Given information
»»

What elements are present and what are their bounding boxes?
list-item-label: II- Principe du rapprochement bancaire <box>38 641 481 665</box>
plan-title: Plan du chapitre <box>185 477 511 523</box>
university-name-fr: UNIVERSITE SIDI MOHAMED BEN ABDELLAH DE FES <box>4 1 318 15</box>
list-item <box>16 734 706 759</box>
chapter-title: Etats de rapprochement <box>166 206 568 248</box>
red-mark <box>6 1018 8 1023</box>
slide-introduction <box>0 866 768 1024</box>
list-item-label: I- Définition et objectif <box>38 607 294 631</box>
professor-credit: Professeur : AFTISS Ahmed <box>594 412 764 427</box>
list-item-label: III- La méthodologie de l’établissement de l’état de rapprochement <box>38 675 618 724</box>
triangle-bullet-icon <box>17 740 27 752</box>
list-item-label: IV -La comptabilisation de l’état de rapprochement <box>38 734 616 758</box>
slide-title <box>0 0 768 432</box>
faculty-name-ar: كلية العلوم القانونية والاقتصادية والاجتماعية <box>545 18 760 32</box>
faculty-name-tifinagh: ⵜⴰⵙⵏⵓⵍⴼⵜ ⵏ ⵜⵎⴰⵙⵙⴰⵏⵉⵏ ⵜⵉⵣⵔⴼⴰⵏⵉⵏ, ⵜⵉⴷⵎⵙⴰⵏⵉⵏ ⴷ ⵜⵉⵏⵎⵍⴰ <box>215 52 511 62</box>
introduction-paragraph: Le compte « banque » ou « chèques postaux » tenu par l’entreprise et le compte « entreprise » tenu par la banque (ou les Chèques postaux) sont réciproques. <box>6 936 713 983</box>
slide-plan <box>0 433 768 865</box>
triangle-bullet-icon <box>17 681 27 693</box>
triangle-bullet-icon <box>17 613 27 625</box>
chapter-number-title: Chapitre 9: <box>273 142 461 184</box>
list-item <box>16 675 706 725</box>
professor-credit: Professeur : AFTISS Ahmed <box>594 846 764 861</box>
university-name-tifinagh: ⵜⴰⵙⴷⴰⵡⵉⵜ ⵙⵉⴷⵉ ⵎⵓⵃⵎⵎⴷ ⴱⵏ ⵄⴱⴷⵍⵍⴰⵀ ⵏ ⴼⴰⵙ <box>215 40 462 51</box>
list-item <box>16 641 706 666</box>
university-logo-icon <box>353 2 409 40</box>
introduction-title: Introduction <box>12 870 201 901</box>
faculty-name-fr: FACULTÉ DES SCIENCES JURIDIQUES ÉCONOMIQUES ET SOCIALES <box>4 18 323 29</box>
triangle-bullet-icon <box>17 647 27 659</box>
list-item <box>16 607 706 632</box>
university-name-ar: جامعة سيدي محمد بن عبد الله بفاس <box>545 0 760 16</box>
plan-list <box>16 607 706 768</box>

««

What needs to be done
Print the listing above again, line for line, with nothing changed.

Result for this task
What elements are present and what are their bounding boxes?
list-item-label: II- Principe du rapprochement bancaire <box>38 641 481 665</box>
plan-title: Plan du chapitre <box>185 477 511 523</box>
university-name-fr: UNIVERSITE SIDI MOHAMED BEN ABDELLAH DE FES <box>4 1 318 15</box>
list-item <box>16 734 706 759</box>
chapter-title: Etats de rapprochement <box>166 206 568 248</box>
red-mark <box>6 1018 8 1023</box>
slide-introduction <box>0 866 768 1024</box>
list-item-label: I- Définition et objectif <box>38 607 294 631</box>
professor-credit: Professeur : AFTISS Ahmed <box>594 412 764 427</box>
list-item-label: III- La méthodologie de l’établissement de l’état de rapprochement <box>38 675 618 724</box>
triangle-bullet-icon <box>17 740 27 752</box>
list-item-label: IV -La comptabilisation de l’état de rapprochement <box>38 734 616 758</box>
slide-title <box>0 0 768 432</box>
faculty-name-ar: كلية العلوم القانونية والاقتصادية والاجتماعية <box>545 18 760 32</box>
faculty-name-tifinagh: ⵜⴰⵙⵏⵓⵍⴼⵜ ⵏ ⵜⵎⴰⵙⵙⴰⵏⵉⵏ ⵜⵉⵣⵔⴼⴰⵏⵉⵏ, ⵜⵉⴷⵎⵙⴰⵏⵉⵏ ⴷ ⵜⵉⵏⵎⵍⴰ <box>215 52 511 62</box>
introduction-paragraph: Le compte « banque » ou « chèques postaux » tenu par l’entreprise et le compte « entreprise » tenu par la banque (ou les Chèques postaux) sont réciproques. <box>6 936 713 983</box>
slide-plan <box>0 433 768 865</box>
triangle-bullet-icon <box>17 681 27 693</box>
triangle-bullet-icon <box>17 613 27 625</box>
chapter-number-title: Chapitre 9: <box>273 142 461 184</box>
list-item <box>16 675 706 725</box>
professor-credit: Professeur : AFTISS Ahmed <box>594 846 764 861</box>
university-name-tifinagh: ⵜⴰⵙⴷⴰⵡⵉⵜ ⵙⵉⴷⵉ ⵎⵓⵃⵎⵎⴷ ⴱⵏ ⵄⴱⴷⵍⵍⴰⵀ ⵏ ⴼⴰⵙ <box>215 40 462 51</box>
list-item <box>16 641 706 666</box>
university-logo-icon <box>353 2 409 40</box>
introduction-title: Introduction <box>12 870 201 901</box>
faculty-name-fr: FACULTÉ DES SCIENCES JURIDIQUES ÉCONOMIQUES ET SOCIALES <box>4 18 323 29</box>
triangle-bullet-icon <box>17 647 27 659</box>
list-item <box>16 607 706 632</box>
university-name-ar: جامعة سيدي محمد بن عبد الله بفاس <box>545 0 760 16</box>
plan-list <box>16 607 706 768</box>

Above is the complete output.